WRITTEN TASK
Pull out each line in the data below that contains the string "htick". Matching is case-sensitive.

MATERIAL SHOWN
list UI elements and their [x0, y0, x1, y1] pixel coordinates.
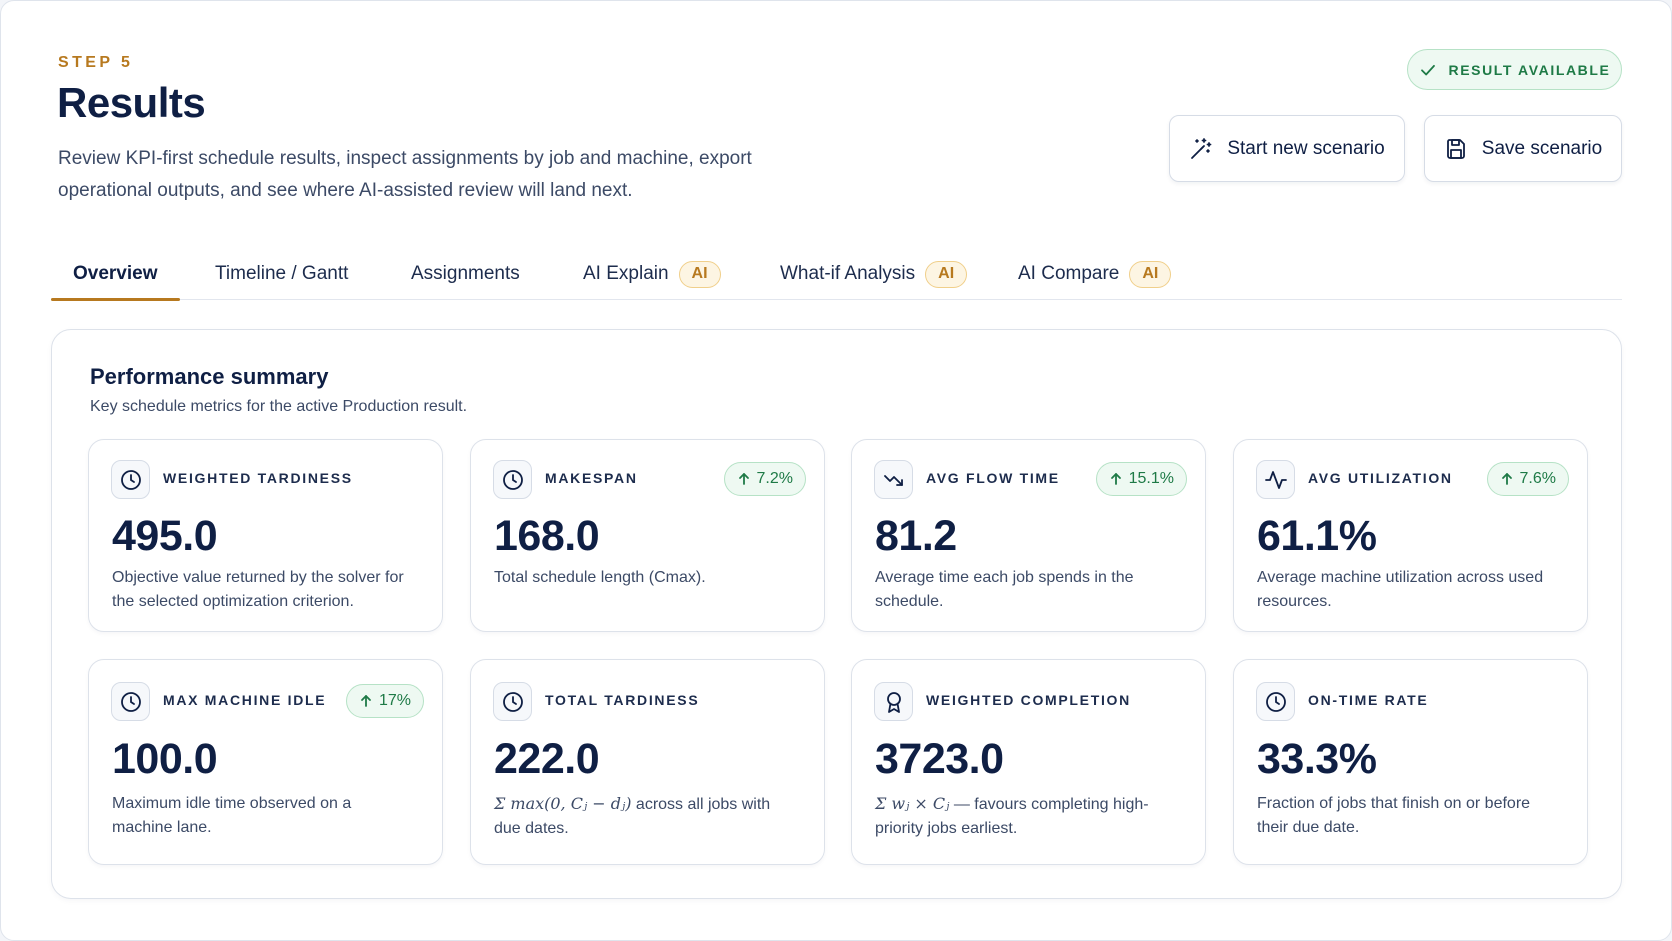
metric-card-avg-utilization: AVG UTILIZATION 7.6% 61.1% Average machi…	[1233, 439, 1588, 632]
tab-overview[interactable]: Overview	[51, 249, 179, 301]
metric-label: MAKESPAN	[545, 470, 638, 486]
tab-assignments[interactable]: Assignments	[411, 249, 520, 299]
arrow-up-icon	[738, 473, 749, 485]
ai-badge: AI	[678, 260, 721, 288]
start-new-scenario-label: Start new scenario	[1227, 137, 1385, 159]
delta-value: 7.2%	[756, 470, 793, 487]
formula: Σ max(0, Cⱼ − dⱼ)	[494, 794, 632, 813]
delta-badge: 7.6%	[1486, 462, 1569, 496]
metric-value: 81.2	[875, 512, 957, 560]
delta-value: 7.6%	[1519, 470, 1556, 487]
metric-description: Maximum idle time observed on a machine …	[112, 795, 352, 836]
formula: Σ wⱼ × Cⱼ	[875, 794, 950, 813]
metric-description: Total schedule length (Cmax).	[494, 569, 706, 586]
metric-card-weighted-completion: WEIGHTED COMPLETION 3723.0 Σ wⱼ × Cⱼ — f…	[851, 659, 1206, 865]
page-description: Review KPI-first schedule results, inspe…	[58, 148, 752, 201]
delta-value: 17%	[378, 692, 411, 709]
metric-description: Σ max(0, Cⱼ − dⱼ) across all jobs with d…	[494, 792, 794, 841]
description-text: — favours completing high-priority jobs …	[875, 796, 1149, 837]
tab-label: AI Explain	[583, 263, 669, 284]
metric-value: 100.0	[112, 735, 218, 783]
page-title: Results	[57, 79, 206, 126]
metric-label: AVG UTILIZATION	[1308, 470, 1453, 486]
clock-icon	[111, 460, 150, 499]
metric-label: TOTAL TARDINESS	[545, 692, 700, 708]
tab-label: Overview	[73, 263, 158, 284]
magic-wand-icon	[1191, 137, 1212, 159]
metric-card-weighted-tardiness: WEIGHTED TARDINESS 495.0 Objective value…	[88, 439, 443, 632]
metric-card-on-time-rate: ON-TIME RATE 33.3% Fraction of jobs that…	[1233, 659, 1588, 865]
arrow-up-icon	[1110, 473, 1121, 485]
metric-description: Average machine utilization across used …	[1257, 569, 1544, 610]
performance-summary-panel: Performance summary Key schedule metrics…	[51, 329, 1622, 899]
save-scenario-button[interactable]: Save scenario	[1424, 115, 1622, 182]
metric-label: AVG FLOW TIME	[926, 470, 1060, 486]
tab-label: Timeline / Gantt	[215, 263, 349, 284]
metric-value: 61.1%	[1257, 512, 1377, 560]
arrow-up-icon	[361, 695, 371, 707]
metric-card-max-machine-idle: MAX MACHINE IDLE 17% 100.0 Maximum idle …	[88, 659, 443, 865]
description-text: across all jobs with due dates.	[494, 796, 771, 837]
metric-value: 222.0	[494, 735, 600, 783]
award-icon	[874, 682, 913, 721]
metric-label: MAX MACHINE IDLE	[163, 692, 327, 708]
step-label: STEP 5	[58, 54, 134, 71]
metric-value: 495.0	[112, 512, 218, 560]
status-text: RESULT AVAILABLE	[1448, 61, 1611, 78]
metric-description: Fraction of jobs that finish on or befor…	[1257, 795, 1531, 836]
check-icon	[1420, 64, 1435, 75]
metric-value: 3723.0	[875, 735, 1004, 783]
tab-bar: Overview Timeline / Gantt Assignments AI…	[51, 249, 1622, 301]
delta-badge: 15.1%	[1095, 462, 1187, 496]
panel-title: Performance summary	[90, 364, 329, 389]
metric-card-total-tardiness: TOTAL TARDINESS 222.0 Σ max(0, Cⱼ − dⱼ) …	[470, 659, 825, 865]
activity-icon	[1256, 460, 1295, 499]
metric-label: ON-TIME RATE	[1308, 692, 1429, 708]
ai-badge: AI	[925, 260, 968, 288]
tab-ai-explain[interactable]: AI Explain AI	[583, 249, 721, 299]
status-badge: RESULT AVAILABLE	[1407, 49, 1622, 90]
metric-card-makespan: MAKESPAN 7.2% 168.0 Total schedule lengt…	[470, 439, 825, 632]
clock-icon	[493, 682, 532, 721]
arrow-up-icon	[1501, 473, 1512, 485]
tab-timeline-gantt[interactable]: Timeline / Gantt	[215, 249, 348, 299]
clock-icon	[493, 460, 532, 499]
tab-what-if-analysis[interactable]: What-if Analysis AI	[780, 249, 968, 299]
delta-value: 15.1%	[1128, 470, 1174, 487]
clock-icon	[1256, 682, 1295, 721]
ai-badge: AI	[1129, 260, 1172, 288]
metric-value: 168.0	[494, 512, 600, 560]
metric-description: Objective value returned by the solver f…	[112, 569, 404, 610]
delta-badge: 17%	[345, 684, 424, 718]
trend-icon	[874, 460, 913, 499]
tab-label: AI Compare	[1018, 263, 1120, 284]
metric-value: 33.3%	[1257, 735, 1377, 783]
save-scenario-label: Save scenario	[1481, 137, 1603, 159]
metric-label: WEIGHTED COMPLETION	[926, 692, 1131, 708]
start-new-scenario-button[interactable]: Start new scenario	[1169, 115, 1405, 182]
tab-label: Assignments	[411, 263, 520, 284]
metric-label: WEIGHTED TARDINESS	[163, 470, 353, 486]
metric-description: Σ wⱼ × Cⱼ — favours completing high-prio…	[875, 792, 1175, 841]
clock-icon	[111, 682, 150, 721]
panel-subtitle: Key schedule metrics for the active Prod…	[90, 398, 468, 415]
tab-ai-compare[interactable]: AI Compare AI	[1018, 249, 1172, 299]
tab-label: What-if Analysis	[780, 263, 916, 284]
metric-description: Average time each job spends in the sche…	[875, 569, 1134, 610]
metric-card-avg-flow-time: AVG FLOW TIME 15.1% 81.2 Average time ea…	[851, 439, 1206, 632]
delta-badge: 7.2%	[723, 462, 806, 496]
save-icon	[1446, 138, 1465, 159]
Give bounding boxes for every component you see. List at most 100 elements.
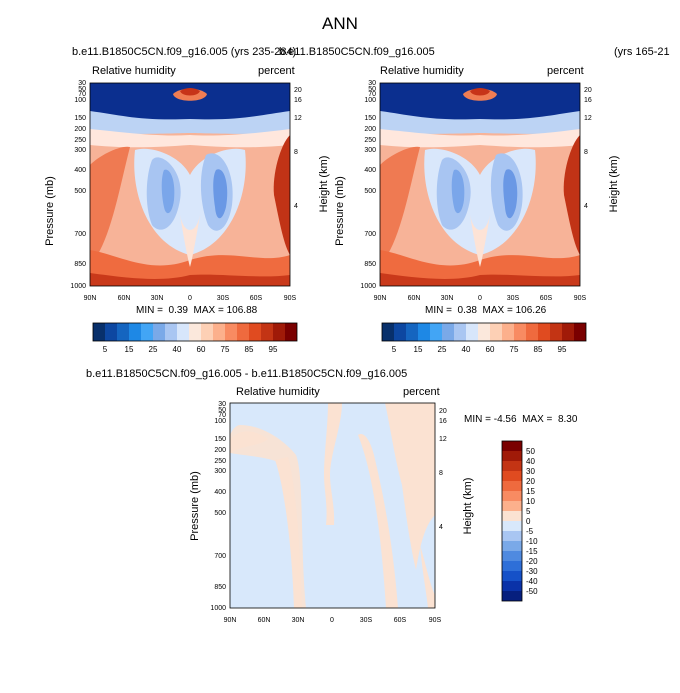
htick-8: 8 [439,470,443,477]
htick-12: 12 [439,436,447,443]
svg-text:5: 5 [103,345,108,354]
diff-contour-field [230,403,435,608]
svg-text:40: 40 [173,345,182,354]
right-colorbar: 5 15 25 40 60 75 85 95 [381,322,587,354]
left-rh-plot: 30 50 70 100 150 200 250 300 400 500 700… [70,80,302,302]
svg-text:5: 5 [526,507,531,516]
xtick-0: 0 [478,295,482,302]
xtick-30S: 30S [360,617,373,624]
right-rh-plot: 30 50 70 100 150 200 250 300 400 500 700… [360,80,592,302]
ytick-250: 250 [364,137,376,144]
svg-text:20: 20 [526,477,535,486]
ytick-1000: 1000 [210,605,226,612]
ytick-250: 250 [74,137,86,144]
ytick-850: 850 [74,261,86,268]
ytick-400: 400 [214,489,226,496]
ytick-150: 150 [364,115,376,122]
ytick-100: 100 [364,97,376,104]
ytick-50: 50 [368,86,376,93]
ytick-700: 700 [74,231,86,238]
xtick-90N: 90N [374,295,387,302]
ytick-500: 500 [214,510,226,517]
xtick-30N: 30N [292,617,305,624]
ytick-300: 300 [74,147,86,154]
ytick-100: 100 [214,418,226,425]
htick-20: 20 [294,87,302,94]
right-contour-field [380,83,580,286]
left-height-ticks: 20 16 12 8 4 [294,87,302,210]
diff-stats: MIN = -4.56 MAX = 8.30 [464,414,578,425]
ytick-70: 70 [218,412,226,419]
bottom-case-title: b.e11.B1850C5CN.f09_g16.005 - b.e11.B185… [86,368,408,380]
xtick-60N: 60N [258,617,271,624]
right-variable-label: Relative humidity [380,65,464,77]
ytick-1000: 1000 [360,283,376,290]
ytick-300: 300 [214,468,226,475]
right-plot-frame [379,82,581,287]
right-stats: MIN = 0.38 MAX = 106.26 [425,305,547,316]
htick-12: 12 [584,115,592,122]
svg-text:5: 5 [392,345,397,354]
ytick-30: 30 [218,401,226,408]
svg-text:25: 25 [438,345,447,354]
diff-lat-ticks: 90N 60N 30N 0 30S 60S 90S [224,617,442,624]
htick-12: 12 [294,115,302,122]
diff-units-label: percent [403,386,440,398]
ytick-700: 700 [214,553,226,560]
left-colorbar-swatches [92,322,298,342]
xtick-90S: 90S [574,295,587,302]
svg-text:-10: -10 [526,537,538,546]
right-lat-ticks: 90N 60N 30N 0 30S 60S 90S [374,295,587,302]
svg-text:95: 95 [558,345,567,354]
left-variable-label: Relative humidity [92,65,176,77]
right-height-ticks: 20 16 12 8 4 [584,87,592,210]
ytick-150: 150 [74,115,86,122]
left-ylabel-height: Height (km) [318,155,330,213]
htick-20: 20 [439,408,447,415]
xtick-60S: 60S [540,295,553,302]
xtick-30S: 30S [507,295,520,302]
main-title: ANN [322,14,358,33]
xtick-90N: 90N [224,617,237,624]
left-ylabel-pressure: Pressure (mb) [44,176,56,246]
ytick-200: 200 [214,447,226,454]
ytick-70: 70 [368,91,376,98]
svg-text:15: 15 [526,487,535,496]
svg-text:40: 40 [526,457,535,466]
ytick-250: 250 [214,458,226,465]
ytick-850: 850 [214,584,226,591]
svg-text:75: 75 [221,345,230,354]
xtick-60N: 60N [118,295,131,302]
ytick-30: 30 [368,80,376,87]
svg-text:-5: -5 [526,527,534,536]
xtick-30S: 30S [217,295,230,302]
right-colorbar-swatches [381,322,587,342]
left-pressure-ticks: 30 50 70 100 150 200 250 300 400 500 700… [70,80,86,290]
ytick-100: 100 [74,97,86,104]
diff-ylabel-pressure: Pressure (mb) [189,471,201,541]
ytick-200: 200 [74,126,86,133]
htick-4: 4 [439,524,443,531]
svg-text:0: 0 [526,517,531,526]
xtick-30N: 30N [441,295,454,302]
left-plot-frame [89,82,291,287]
ytick-500: 500 [74,188,86,195]
right-case-years: (yrs 165-21 [614,46,670,58]
htick-16: 16 [439,418,447,425]
htick-8: 8 [584,149,588,156]
svg-text:60: 60 [486,345,495,354]
ytick-200: 200 [364,126,376,133]
left-stats: MIN = 0.39 MAX = 106.88 [136,305,258,316]
svg-text:85: 85 [245,345,254,354]
right-ylabel-pressure: Pressure (mb) [334,176,346,246]
right-ylabel-height: Height (km) [608,155,620,213]
diff-height-ticks: 20 16 12 8 4 [439,408,447,531]
left-colorbar: 5 15 25 40 60 75 85 95 [92,322,298,354]
xtick-0: 0 [330,617,334,624]
ytick-700: 700 [364,231,376,238]
htick-8: 8 [294,149,298,156]
xtick-30N: 30N [151,295,164,302]
ytick-30: 30 [78,80,86,87]
htick-16: 16 [294,97,302,104]
diff-pressure-ticks: 30 50 70 100 150 200 250 300 400 500 700… [210,401,226,612]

WRITTEN REPLY
htick-8: 8 [439,470,443,477]
htick-12: 12 [439,436,447,443]
htick-20: 20 [294,87,302,94]
htick-12: 12 [584,115,592,122]
htick-12: 12 [294,115,302,122]
htick-20: 20 [439,408,447,415]
htick-4: 4 [439,524,443,531]
htick-16: 16 [439,418,447,425]
htick-8: 8 [584,149,588,156]
htick-8: 8 [294,149,298,156]
htick-16: 16 [294,97,302,104]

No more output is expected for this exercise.